* GIVEN ENTRIES *
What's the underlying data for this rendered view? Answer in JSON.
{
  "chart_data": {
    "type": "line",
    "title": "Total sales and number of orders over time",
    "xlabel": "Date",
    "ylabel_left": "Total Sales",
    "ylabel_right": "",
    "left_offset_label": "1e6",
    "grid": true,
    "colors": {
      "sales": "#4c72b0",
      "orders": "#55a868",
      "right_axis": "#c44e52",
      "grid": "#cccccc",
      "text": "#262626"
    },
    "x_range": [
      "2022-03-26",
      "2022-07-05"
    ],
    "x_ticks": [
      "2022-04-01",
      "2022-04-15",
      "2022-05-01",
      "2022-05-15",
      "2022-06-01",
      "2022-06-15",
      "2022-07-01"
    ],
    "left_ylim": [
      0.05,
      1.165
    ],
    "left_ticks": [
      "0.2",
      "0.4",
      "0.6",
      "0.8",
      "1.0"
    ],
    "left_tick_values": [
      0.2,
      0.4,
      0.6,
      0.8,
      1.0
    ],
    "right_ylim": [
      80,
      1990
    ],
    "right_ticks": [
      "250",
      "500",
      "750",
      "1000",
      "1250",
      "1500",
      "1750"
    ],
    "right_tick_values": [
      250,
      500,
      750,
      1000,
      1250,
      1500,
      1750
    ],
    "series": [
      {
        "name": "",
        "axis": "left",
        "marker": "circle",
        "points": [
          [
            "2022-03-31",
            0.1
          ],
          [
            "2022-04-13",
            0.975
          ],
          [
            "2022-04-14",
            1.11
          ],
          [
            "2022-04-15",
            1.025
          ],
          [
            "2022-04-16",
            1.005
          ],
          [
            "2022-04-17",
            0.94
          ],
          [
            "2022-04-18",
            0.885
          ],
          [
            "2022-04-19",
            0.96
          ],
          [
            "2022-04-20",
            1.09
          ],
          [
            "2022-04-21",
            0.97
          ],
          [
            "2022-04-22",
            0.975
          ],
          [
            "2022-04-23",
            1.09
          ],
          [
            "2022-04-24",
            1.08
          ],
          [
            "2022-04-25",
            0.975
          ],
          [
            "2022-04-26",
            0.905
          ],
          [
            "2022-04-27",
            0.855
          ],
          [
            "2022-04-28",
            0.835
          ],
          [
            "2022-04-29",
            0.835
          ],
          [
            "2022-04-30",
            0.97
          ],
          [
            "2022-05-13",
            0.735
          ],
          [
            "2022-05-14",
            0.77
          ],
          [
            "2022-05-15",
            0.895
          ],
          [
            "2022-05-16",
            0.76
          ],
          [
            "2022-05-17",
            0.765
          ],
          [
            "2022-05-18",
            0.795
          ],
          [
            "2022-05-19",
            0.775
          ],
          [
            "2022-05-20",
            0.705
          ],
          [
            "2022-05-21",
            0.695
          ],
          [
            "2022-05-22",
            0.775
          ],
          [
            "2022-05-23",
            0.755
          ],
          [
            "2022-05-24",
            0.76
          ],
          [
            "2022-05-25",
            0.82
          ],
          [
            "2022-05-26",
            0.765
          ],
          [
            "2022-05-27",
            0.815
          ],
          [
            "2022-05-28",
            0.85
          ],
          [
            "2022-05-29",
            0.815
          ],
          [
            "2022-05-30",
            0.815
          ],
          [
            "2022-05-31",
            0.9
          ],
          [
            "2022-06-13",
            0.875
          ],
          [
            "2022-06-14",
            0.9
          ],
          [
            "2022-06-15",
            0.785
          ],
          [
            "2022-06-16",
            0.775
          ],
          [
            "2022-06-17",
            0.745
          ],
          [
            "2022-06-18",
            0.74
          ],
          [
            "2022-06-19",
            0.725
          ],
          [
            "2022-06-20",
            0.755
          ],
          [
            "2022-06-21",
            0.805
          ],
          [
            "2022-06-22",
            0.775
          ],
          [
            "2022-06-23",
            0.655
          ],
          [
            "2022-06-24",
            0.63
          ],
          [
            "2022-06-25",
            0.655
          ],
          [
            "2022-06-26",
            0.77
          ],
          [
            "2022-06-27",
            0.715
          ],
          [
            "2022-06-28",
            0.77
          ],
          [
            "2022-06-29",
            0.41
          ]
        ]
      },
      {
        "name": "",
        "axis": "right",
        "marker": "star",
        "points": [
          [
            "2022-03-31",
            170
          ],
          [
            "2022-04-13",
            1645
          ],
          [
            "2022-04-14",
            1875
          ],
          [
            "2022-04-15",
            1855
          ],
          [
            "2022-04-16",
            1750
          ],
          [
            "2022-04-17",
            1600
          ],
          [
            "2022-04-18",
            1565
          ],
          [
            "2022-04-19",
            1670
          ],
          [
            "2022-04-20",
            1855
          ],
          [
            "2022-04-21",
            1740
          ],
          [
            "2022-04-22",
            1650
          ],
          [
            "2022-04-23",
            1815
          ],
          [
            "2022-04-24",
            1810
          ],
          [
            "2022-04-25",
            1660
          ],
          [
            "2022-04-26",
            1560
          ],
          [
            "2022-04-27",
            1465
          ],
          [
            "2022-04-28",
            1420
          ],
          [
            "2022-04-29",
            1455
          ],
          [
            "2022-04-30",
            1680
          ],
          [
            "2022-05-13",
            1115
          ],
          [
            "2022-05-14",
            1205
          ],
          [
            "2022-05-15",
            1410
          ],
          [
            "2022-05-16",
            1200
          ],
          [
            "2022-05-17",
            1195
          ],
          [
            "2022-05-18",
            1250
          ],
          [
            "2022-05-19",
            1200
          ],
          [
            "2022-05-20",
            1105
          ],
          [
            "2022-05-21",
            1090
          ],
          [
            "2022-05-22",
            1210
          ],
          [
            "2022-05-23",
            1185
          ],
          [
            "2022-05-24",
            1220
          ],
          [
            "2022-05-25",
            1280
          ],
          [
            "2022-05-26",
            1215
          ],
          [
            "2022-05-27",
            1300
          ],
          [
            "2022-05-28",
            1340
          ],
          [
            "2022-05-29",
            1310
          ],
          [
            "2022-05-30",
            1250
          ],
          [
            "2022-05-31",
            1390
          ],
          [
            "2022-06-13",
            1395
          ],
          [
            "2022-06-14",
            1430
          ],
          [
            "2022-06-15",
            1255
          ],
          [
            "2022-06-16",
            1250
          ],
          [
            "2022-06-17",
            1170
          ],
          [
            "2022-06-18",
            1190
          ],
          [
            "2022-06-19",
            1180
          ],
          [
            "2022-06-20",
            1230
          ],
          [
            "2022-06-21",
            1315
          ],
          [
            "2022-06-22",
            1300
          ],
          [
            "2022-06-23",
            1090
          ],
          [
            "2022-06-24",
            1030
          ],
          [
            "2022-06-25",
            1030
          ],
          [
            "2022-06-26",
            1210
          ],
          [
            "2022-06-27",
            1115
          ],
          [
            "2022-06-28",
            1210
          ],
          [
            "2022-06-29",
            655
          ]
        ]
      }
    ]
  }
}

* TASK BRIEF *
Output each record exactly, leaving nothing out.

* SOLUTION TO THIS PROBLEM *
What's the underlying data for this rendered view? Answer in JSON.
{
  "chart_data": {
    "type": "line",
    "title": "Total sales and number of orders over time",
    "xlabel": "Date",
    "ylabel_left": "Total Sales",
    "ylabel_right": "",
    "left_offset_label": "1e6",
    "grid": true,
    "colors": {
      "sales": "#4c72b0",
      "orders": "#55a868",
      "right_axis": "#c44e52",
      "grid": "#cccccc",
      "text": "#262626"
    },
    "x_range": [
      "2022-03-26",
      "2022-07-05"
    ],
    "x_ticks": [
      "2022-04-01",
      "2022-04-15",
      "2022-05-01",
      "2022-05-15",
      "2022-06-01",
      "2022-06-15",
      "2022-07-01"
    ],
    "left_ylim": [
      0.05,
      1.165
    ],
    "left_ticks": [
      "0.2",
      "0.4",
      "0.6",
      "0.8",
      "1.0"
    ],
    "left_tick_values": [
      0.2,
      0.4,
      0.6,
      0.8,
      1.0
    ],
    "right_ylim": [
      80,
      1990
    ],
    "right_ticks": [
      "250",
      "500",
      "750",
      "1000",
      "1250",
      "1500",
      "1750"
    ],
    "right_tick_values": [
      250,
      500,
      750,
      1000,
      1250,
      1500,
      1750
    ],
    "series": [
      {
        "name": "",
        "axis": "left",
        "marker": "circle",
        "points": [
          [
            "2022-03-31",
            0.1
          ],
          [
            "2022-04-13",
            0.975
          ],
          [
            "2022-04-14",
            1.11
          ],
          [
            "2022-04-15",
            1.025
          ],
          [
            "2022-04-16",
            1.005
          ],
          [
            "2022-04-17",
            0.94
          ],
          [
            "2022-04-18",
            0.885
          ],
          [
            "2022-04-19",
            0.96
          ],
          [
            "2022-04-20",
            1.09
          ],
          [
            "2022-04-21",
            0.97
          ],
          [
            "2022-04-22",
            0.975
          ],
          [
            "2022-04-23",
            1.09
          ],
          [
            "2022-04-24",
            1.08
          ],
          [
            "2022-04-25",
            0.975
          ],
          [
            "2022-04-26",
            0.905
          ],
          [
            "2022-04-27",
            0.855
          ],
          [
            "2022-04-28",
            0.835
          ],
          [
            "2022-04-29",
            0.835
          ],
          [
            "2022-04-30",
            0.97
          ],
          [
            "2022-05-13",
            0.735
          ],
          [
            "2022-05-14",
            0.77
          ],
          [
            "2022-05-15",
            0.895
          ],
          [
            "2022-05-16",
            0.76
          ],
          [
            "2022-05-17",
            0.765
          ],
          [
            "2022-05-18",
            0.795
          ],
          [
            "2022-05-19",
            0.775
          ],
          [
            "2022-05-20",
            0.705
          ],
          [
            "2022-05-21",
            0.695
          ],
          [
            "2022-05-22",
            0.775
          ],
          [
            "2022-05-23",
            0.755
          ],
          [
            "2022-05-24",
            0.76
          ],
          [
            "2022-05-25",
            0.82
          ],
          [
            "2022-05-26",
            0.765
          ],
          [
            "2022-05-27",
            0.815
          ],
          [
            "2022-05-28",
            0.85
          ],
          [
            "2022-05-29",
            0.815
          ],
          [
            "2022-05-30",
            0.815
          ],
          [
            "2022-05-31",
            0.9
          ],
          [
            "2022-06-13",
            0.875
          ],
          [
            "2022-06-14",
            0.9
          ],
          [
            "2022-06-15",
            0.785
          ],
          [
            "2022-06-16",
            0.775
          ],
          [
            "2022-06-17",
            0.745
          ],
          [
            "2022-06-18",
            0.74
          ],
          [
            "2022-06-19",
            0.725
          ],
          [
            "2022-06-20",
            0.755
          ],
          [
            "2022-06-21",
            0.805
          ],
          [
            "2022-06-22",
            0.775
          ],
          [
            "2022-06-23",
            0.655
          ],
          [
            "2022-06-24",
            0.63
          ],
          [
            "2022-06-25",
            0.655
          ],
          [
            "2022-06-26",
            0.77
          ],
          [
            "2022-06-27",
            0.715
          ],
          [
            "2022-06-28",
            0.77
          ],
          [
            "2022-06-29",
            0.41
          ]
        ]
      },
      {
        "name": "",
        "axis": "right",
        "marker": "star",
        "points": [
          [
            "2022-03-31",
            170
          ],
          [
            "2022-04-13",
            1645
          ],
          [
            "2022-04-14",
            1875
          ],
          [
            "2022-04-15",
            1855
          ],
          [
            "2022-04-16",
            1750
          ],
          [
            "2022-04-17",
            1600
          ],
          [
            "2022-04-18",
            1565
          ],
          [
            "2022-04-19",
            1670
          ],
          [
            "2022-04-20",
            1855
          ],
          [
            "2022-04-21",
            1740
          ],
          [
            "2022-04-22",
            1650
          ],
          [
            "2022-04-23",
            1815
          ],
          [
            "2022-04-24",
            1810
          ],
          [
            "2022-04-25",
            1660
          ],
          [
            "2022-04-26",
            1560
          ],
          [
            "2022-04-27",
            1465
          ],
          [
            "2022-04-28",
            1420
          ],
          [
            "2022-04-29",
            1455
          ],
          [
            "2022-04-30",
            1680
          ],
          [
            "2022-05-13",
            1115
          ],
          [
            "2022-05-14",
            1205
          ],
          [
            "2022-05-15",
            1410
          ],
          [
            "2022-05-16",
            1200
          ],
          [
            "2022-05-17",
            1195
          ],
          [
            "2022-05-18",
            1250
          ],
          [
            "2022-05-19",
            1200
          ],
          [
            "2022-05-20",
            1105
          ],
          [
            "2022-05-21",
            1090
          ],
          [
            "2022-05-22",
            1210
          ],
          [
            "2022-05-23",
            1185
          ],
          [
            "2022-05-24",
            1220
          ],
          [
            "2022-05-25",
            1280
          ],
          [
            "2022-05-26",
            1215
          ],
          [
            "2022-05-27",
            1300
          ],
          [
            "2022-05-28",
            1340
          ],
          [
            "2022-05-29",
            1310
          ],
          [
            "2022-05-30",
            1250
          ],
          [
            "2022-05-31",
            1390
          ],
          [
            "2022-06-13",
            1395
          ],
          [
            "2022-06-14",
            1430
          ],
          [
            "2022-06-15",
            1255
          ],
          [
            "2022-06-16",
            1250
          ],
          [
            "2022-06-17",
            1170
          ],
          [
            "2022-06-18",
            1190
          ],
          [
            "2022-06-19",
            1180
          ],
          [
            "2022-06-20",
            1230
          ],
          [
            "2022-06-21",
            1315
          ],
          [
            "2022-06-22",
            1300
          ],
          [
            "2022-06-23",
            1090
          ],
          [
            "2022-06-24",
            1030
          ],
          [
            "2022-06-25",
            1030
          ],
          [
            "2022-06-26",
            1210
          ],
          [
            "2022-06-27",
            1115
          ],
          [
            "2022-06-28",
            1210
          ],
          [
            "2022-06-29",
            655
          ]
        ]
      }
    ]
  }
}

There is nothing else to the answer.